> [Goal] Go through the listing and copy every line word for word.

> [Source material]
::::
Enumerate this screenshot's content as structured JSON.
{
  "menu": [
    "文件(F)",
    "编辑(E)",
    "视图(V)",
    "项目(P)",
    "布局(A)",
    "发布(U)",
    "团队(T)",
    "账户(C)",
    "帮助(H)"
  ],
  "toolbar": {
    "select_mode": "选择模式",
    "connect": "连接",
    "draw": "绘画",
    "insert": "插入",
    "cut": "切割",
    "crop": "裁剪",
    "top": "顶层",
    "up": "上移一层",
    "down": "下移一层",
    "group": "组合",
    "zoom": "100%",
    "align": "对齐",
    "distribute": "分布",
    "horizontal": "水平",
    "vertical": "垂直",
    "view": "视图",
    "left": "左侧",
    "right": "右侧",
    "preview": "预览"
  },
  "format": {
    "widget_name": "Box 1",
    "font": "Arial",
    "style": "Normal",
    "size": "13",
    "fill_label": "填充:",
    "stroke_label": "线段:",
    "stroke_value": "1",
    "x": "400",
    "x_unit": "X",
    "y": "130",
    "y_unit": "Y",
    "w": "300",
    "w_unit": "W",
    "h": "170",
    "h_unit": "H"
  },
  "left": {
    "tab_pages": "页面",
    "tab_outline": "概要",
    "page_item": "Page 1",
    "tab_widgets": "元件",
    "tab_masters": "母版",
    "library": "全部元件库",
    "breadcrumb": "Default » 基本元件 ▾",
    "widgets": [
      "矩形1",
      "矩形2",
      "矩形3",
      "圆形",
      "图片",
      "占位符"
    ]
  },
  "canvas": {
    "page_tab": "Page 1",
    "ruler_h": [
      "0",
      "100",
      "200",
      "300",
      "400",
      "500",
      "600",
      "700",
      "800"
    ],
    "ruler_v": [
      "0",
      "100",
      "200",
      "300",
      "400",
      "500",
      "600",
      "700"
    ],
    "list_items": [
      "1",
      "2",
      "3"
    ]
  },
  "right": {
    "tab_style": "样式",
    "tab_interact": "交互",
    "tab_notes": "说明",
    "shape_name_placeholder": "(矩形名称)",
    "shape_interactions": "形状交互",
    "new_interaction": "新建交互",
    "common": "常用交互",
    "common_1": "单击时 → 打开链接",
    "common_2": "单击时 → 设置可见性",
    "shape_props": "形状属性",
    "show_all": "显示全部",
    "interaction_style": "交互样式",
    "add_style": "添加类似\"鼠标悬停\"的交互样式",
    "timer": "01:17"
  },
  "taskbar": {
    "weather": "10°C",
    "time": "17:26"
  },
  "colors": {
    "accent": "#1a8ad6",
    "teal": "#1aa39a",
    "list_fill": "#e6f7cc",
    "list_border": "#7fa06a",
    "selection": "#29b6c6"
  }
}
::::
> [Reply]
Enumerate this screenshot's content as structured JSON.
{
  "menu": [
    "文件(F)",
    "编辑(E)",
    "视图(V)",
    "项目(P)",
    "布局(A)",
    "发布(U)",
    "团队(T)",
    "账户(C)",
    "帮助(H)"
  ],
  "toolbar": {
    "select_mode": "选择模式",
    "connect": "连接",
    "draw": "绘画",
    "insert": "插入",
    "cut": "切割",
    "crop": "裁剪",
    "top": "顶层",
    "up": "上移一层",
    "down": "下移一层",
    "group": "组合",
    "zoom": "100%",
    "align": "对齐",
    "distribute": "分布",
    "horizontal": "水平",
    "vertical": "垂直",
    "view": "视图",
    "left": "左侧",
    "right": "右侧",
    "preview": "预览"
  },
  "format": {
    "widget_name": "Box 1",
    "font": "Arial",
    "style": "Normal",
    "size": "13",
    "fill_label": "填充:",
    "stroke_label": "线段:",
    "stroke_value": "1",
    "x": "400",
    "x_unit": "X",
    "y": "130",
    "y_unit": "Y",
    "w": "300",
    "w_unit": "W",
    "h": "170",
    "h_unit": "H"
  },
  "left": {
    "tab_pages": "页面",
    "tab_outline": "概要",
    "page_item": "Page 1",
    "tab_widgets": "元件",
    "tab_masters": "母版",
    "library": "全部元件库",
    "breadcrumb": "Default » 基本元件 ▾",
    "widgets": [
      "矩形1",
      "矩形2",
      "矩形3",
      "圆形",
      "图片",
      "占位符"
    ]
  },
  "canvas": {
    "page_tab": "Page 1",
    "ruler_h": [
      "0",
      "100",
      "200",
      "300",
      "400",
      "500",
      "600",
      "700",
      "800"
    ],
    "ruler_v": [
      "0",
      "100",
      "200",
      "300",
      "400",
      "500",
      "600",
      "700"
    ],
    "list_items": [
      "1",
      "2",
      "3"
    ]
  },
  "right": {
    "tab_style": "样式",
    "tab_interact": "交互",
    "tab_notes": "说明",
    "shape_name_placeholder": "(矩形名称)",
    "shape_interactions": "形状交互",
    "new_interaction": "新建交互",
    "common": "常用交互",
    "common_1": "单击时 → 打开链接",
    "common_2": "单击时 → 设置可见性",
    "shape_props": "形状属性",
    "show_all": "显示全部",
    "interaction_style": "交互样式",
    "add_style": "添加类似\"鼠标悬停\"的交互样式",
    "timer": "01:17"
  },
  "taskbar": {
    "weather": "10°C",
    "time": "17:26"
  },
  "colors": {
    "accent": "#1a8ad6",
    "teal": "#1aa39a",
    "list_fill": "#e6f7cc",
    "list_border": "#7fa06a",
    "selection": "#29b6c6"
  }
}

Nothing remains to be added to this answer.